(THE PROBLEM):
Copy out the data below as written; omit any images.

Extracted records
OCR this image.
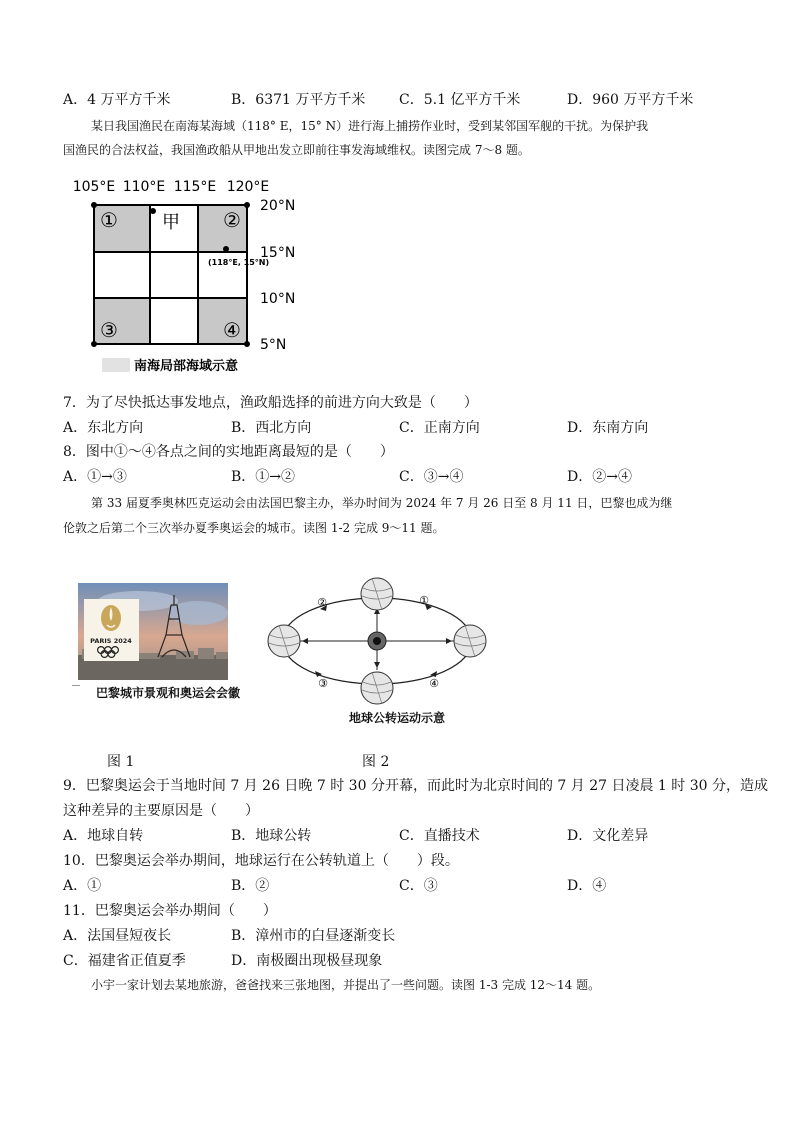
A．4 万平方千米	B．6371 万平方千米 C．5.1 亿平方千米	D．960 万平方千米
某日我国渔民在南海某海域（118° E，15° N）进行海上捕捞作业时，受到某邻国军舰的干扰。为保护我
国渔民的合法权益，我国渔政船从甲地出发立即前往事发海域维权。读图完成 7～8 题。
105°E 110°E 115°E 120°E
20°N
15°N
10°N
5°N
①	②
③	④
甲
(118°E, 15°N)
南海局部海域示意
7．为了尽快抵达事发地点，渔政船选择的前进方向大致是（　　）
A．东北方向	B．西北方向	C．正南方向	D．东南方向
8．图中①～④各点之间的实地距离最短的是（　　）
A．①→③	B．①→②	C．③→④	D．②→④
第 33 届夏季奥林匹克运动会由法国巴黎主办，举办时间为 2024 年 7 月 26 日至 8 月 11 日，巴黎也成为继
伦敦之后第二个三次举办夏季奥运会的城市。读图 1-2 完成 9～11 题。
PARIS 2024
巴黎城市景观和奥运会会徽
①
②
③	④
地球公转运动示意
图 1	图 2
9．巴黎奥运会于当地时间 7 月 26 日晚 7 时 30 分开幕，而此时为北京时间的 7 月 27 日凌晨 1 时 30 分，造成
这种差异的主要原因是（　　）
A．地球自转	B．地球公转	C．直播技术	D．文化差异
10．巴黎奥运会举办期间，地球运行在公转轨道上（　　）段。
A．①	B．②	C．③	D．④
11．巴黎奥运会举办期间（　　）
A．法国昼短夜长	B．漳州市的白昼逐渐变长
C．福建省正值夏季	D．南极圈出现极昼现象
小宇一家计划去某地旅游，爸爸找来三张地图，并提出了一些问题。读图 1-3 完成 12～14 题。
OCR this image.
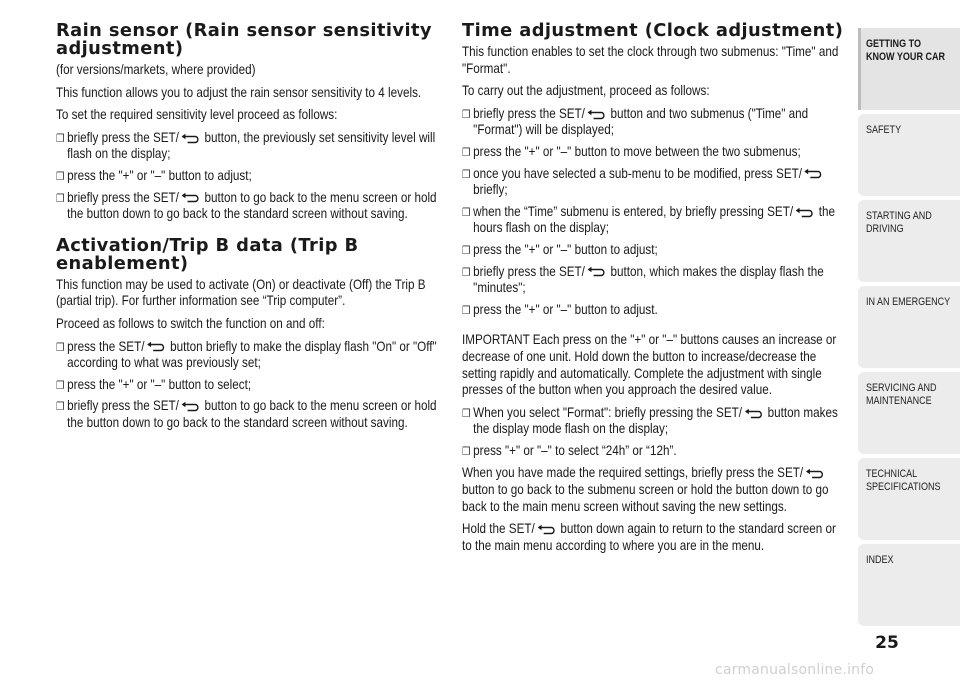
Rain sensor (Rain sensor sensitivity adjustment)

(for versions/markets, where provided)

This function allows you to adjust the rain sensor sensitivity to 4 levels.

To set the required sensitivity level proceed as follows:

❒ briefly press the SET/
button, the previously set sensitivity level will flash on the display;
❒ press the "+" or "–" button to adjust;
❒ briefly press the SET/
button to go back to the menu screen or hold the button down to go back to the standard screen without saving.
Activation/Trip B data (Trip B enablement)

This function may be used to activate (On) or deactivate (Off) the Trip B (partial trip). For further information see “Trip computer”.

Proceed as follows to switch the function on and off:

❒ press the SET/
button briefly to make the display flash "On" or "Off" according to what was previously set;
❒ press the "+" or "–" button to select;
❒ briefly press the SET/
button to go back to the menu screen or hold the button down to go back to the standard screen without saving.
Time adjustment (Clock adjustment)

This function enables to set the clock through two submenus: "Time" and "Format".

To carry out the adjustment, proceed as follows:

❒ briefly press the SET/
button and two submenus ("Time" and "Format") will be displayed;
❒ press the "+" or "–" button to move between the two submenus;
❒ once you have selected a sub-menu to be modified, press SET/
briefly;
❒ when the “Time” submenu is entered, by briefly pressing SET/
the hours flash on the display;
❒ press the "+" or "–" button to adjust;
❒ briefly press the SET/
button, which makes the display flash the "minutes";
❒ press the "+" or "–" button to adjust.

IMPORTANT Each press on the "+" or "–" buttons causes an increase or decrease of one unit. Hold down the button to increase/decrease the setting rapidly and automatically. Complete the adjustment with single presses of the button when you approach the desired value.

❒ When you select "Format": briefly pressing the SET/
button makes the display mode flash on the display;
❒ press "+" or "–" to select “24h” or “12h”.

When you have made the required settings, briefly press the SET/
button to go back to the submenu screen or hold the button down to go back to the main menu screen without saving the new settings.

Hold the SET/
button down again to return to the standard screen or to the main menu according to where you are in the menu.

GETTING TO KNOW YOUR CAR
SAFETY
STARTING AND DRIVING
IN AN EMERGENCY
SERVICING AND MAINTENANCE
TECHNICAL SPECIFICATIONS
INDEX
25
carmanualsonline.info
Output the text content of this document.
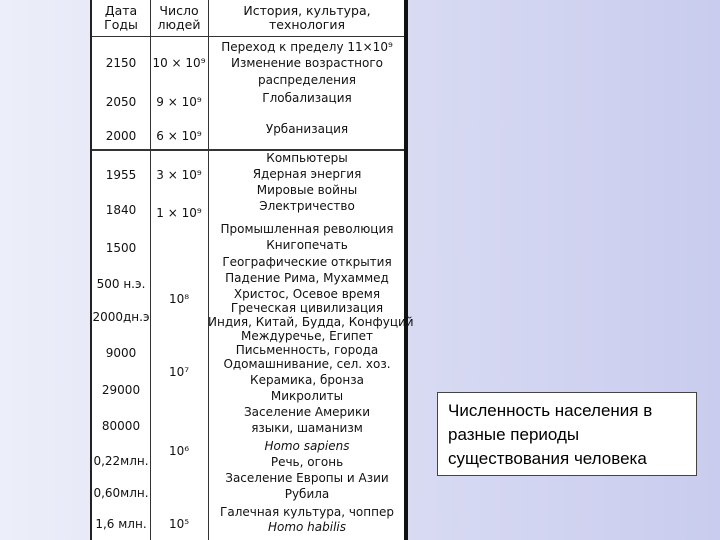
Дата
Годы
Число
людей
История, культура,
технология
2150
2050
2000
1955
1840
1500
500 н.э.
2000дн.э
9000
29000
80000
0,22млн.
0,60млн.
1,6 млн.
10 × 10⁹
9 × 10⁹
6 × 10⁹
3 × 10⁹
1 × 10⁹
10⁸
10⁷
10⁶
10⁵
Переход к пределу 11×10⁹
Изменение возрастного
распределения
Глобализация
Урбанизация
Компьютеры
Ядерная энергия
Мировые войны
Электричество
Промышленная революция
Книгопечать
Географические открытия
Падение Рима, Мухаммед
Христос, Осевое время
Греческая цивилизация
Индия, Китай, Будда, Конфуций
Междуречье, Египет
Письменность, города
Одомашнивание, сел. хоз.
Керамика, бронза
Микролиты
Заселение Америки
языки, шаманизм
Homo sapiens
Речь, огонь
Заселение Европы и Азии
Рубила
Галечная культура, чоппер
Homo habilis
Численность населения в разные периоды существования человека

(OUTPUT FOR THIS EXERCISE):
OCR this image.
A．4 万平方千米	B．6371 万平方千米 C．5.1 亿平方千米	D．960 万平方千米
某日我国渔民在南海某海域（118° E，15° N）进行海上捕捞作业时，受到某邻国军舰的干扰。为保护我
国渔民的合法权益，我国渔政船从甲地出发立即前往事发海域维权。读图完成 7～8 题。
105°E 110°E 115°E 120°E
20°N
15°N
10°N
5°N
①	②
③	④
甲
(118°E, 15°N)
南海局部海域示意
7．为了尽快抵达事发地点，渔政船选择的前进方向大致是（　　）
A．东北方向	B．西北方向	C．正南方向	D．东南方向
8．图中①～④各点之间的实地距离最短的是（　　）
A．①→③	B．①→②	C．③→④	D．②→④
第 33 届夏季奥林匹克运动会由法国巴黎主办，举办时间为 2024 年 7 月 26 日至 8 月 11 日，巴黎也成为继
伦敦之后第二个三次举办夏季奥运会的城市。读图 1-2 完成 9～11 题。
PARIS 2024
巴黎城市景观和奥运会会徽
①
②
③	④
地球公转运动示意
图 1	图 2
9．巴黎奥运会于当地时间 7 月 26 日晚 7 时 30 分开幕，而此时为北京时间的 7 月 27 日凌晨 1 时 30 分，造成
这种差异的主要原因是（　　）
A．地球自转	B．地球公转	C．直播技术	D．文化差异
10．巴黎奥运会举办期间，地球运行在公转轨道上（　　）段。
A．①	B．②	C．③	D．④
11．巴黎奥运会举办期间（　　）
A．法国昼短夜长	B．漳州市的白昼逐渐变长
C．福建省正值夏季	D．南极圈出现极昼现象
小宇一家计划去某地旅游，爸爸找来三张地图，并提出了一些问题。读图 1-3 完成 12～14 题。
OCR this image.
Rain sensor (Rain sensor sensitivity adjustment)

(for versions/markets, where provided)

This function allows you to adjust the rain sensor sensitivity to 4 levels.

To set the required sensitivity level proceed as follows:

❒ briefly press the SET/
button, the previously set sensitivity level will flash on the display;
❒ press the "+" or "–" button to adjust;
❒ briefly press the SET/
button to go back to the menu screen or hold the button down to go back to the standard screen without saving.
Activation/Trip B data (Trip B enablement)

This function may be used to activate (On) or deactivate (Off) the Trip B (partial trip). For further information see “Trip computer”.

Proceed as follows to switch the function on and off:

❒ press the SET/
button briefly to make the display flash "On" or "Off" according to what was previously set;
❒ press the "+" or "–" button to select;
❒ briefly press the SET/
button to go back to the menu screen or hold the button down to go back to the standard screen without saving.
Time adjustment (Clock adjustment)

This function enables to set the clock through two submenus: "Time" and "Format".

To carry out the adjustment, proceed as follows:

❒ briefly press the SET/
button and two submenus ("Time" and "Format") will be displayed;
❒ press the "+" or "–" button to move between the two submenus;
❒ once you have selected a sub-menu to be modified, press SET/
briefly;
❒ when the “Time” submenu is entered, by briefly pressing SET/
the hours flash on the display;
❒ press the "+" or "–" button to adjust;
❒ briefly press the SET/
button, which makes the display flash the "minutes";
❒ press the "+" or "–" button to adjust.

IMPORTANT Each press on the "+" or "–" buttons causes an increase or decrease of one unit. Hold down the button to increase/decrease the setting rapidly and automatically. Complete the adjustment with single presses of the button when you approach the desired value.

❒ When you select "Format": briefly pressing the SET/
button makes the display mode flash on the display;
❒ press "+" or "–" to select “24h” or “12h”.

When you have made the required settings, briefly press the SET/
button to go back to the submenu screen or hold the button down to go back to the main menu screen without saving the new settings.

Hold the SET/
button down again to return to the standard screen or to the main menu according to where you are in the menu.

GETTING TO KNOW YOUR CAR
SAFETY
STARTING AND DRIVING
IN AN EMERGENCY
SERVICING AND MAINTENANCE
TECHNICAL SPECIFICATIONS
INDEX
25
carmanualsonline.info
Output the text content of this document.
Дата
Годы
Число
людей
История, культура,
технология
2150
2050
2000
1955
1840
1500
500 н.э.
2000дн.э
9000
29000
80000
0,22млн.
0,60млн.
1,6 млн.
10 × 10⁹
9 × 10⁹
6 × 10⁹
3 × 10⁹
1 × 10⁹
10⁸
10⁷
10⁶
10⁵
Переход к пределу 11×10⁹
Изменение возрастного
распределения
Глобализация
Урбанизация
Компьютеры
Ядерная энергия
Мировые войны
Электричество
Промышленная революция
Книгопечать
Географические открытия
Падение Рима, Мухаммед
Христос, Осевое время
Греческая цивилизация
Индия, Китай, Будда, Конфуций
Междуречье, Египет
Письменность, города
Одомашнивание, сел. хоз.
Керамика, бронза
Микролиты
Заселение Америки
языки, шаманизм
Homo sapiens
Речь, огонь
Заселение Европы и Азии
Рубила
Галечная культура, чоппер
Homo habilis
Численность населения в разные периоды существования человека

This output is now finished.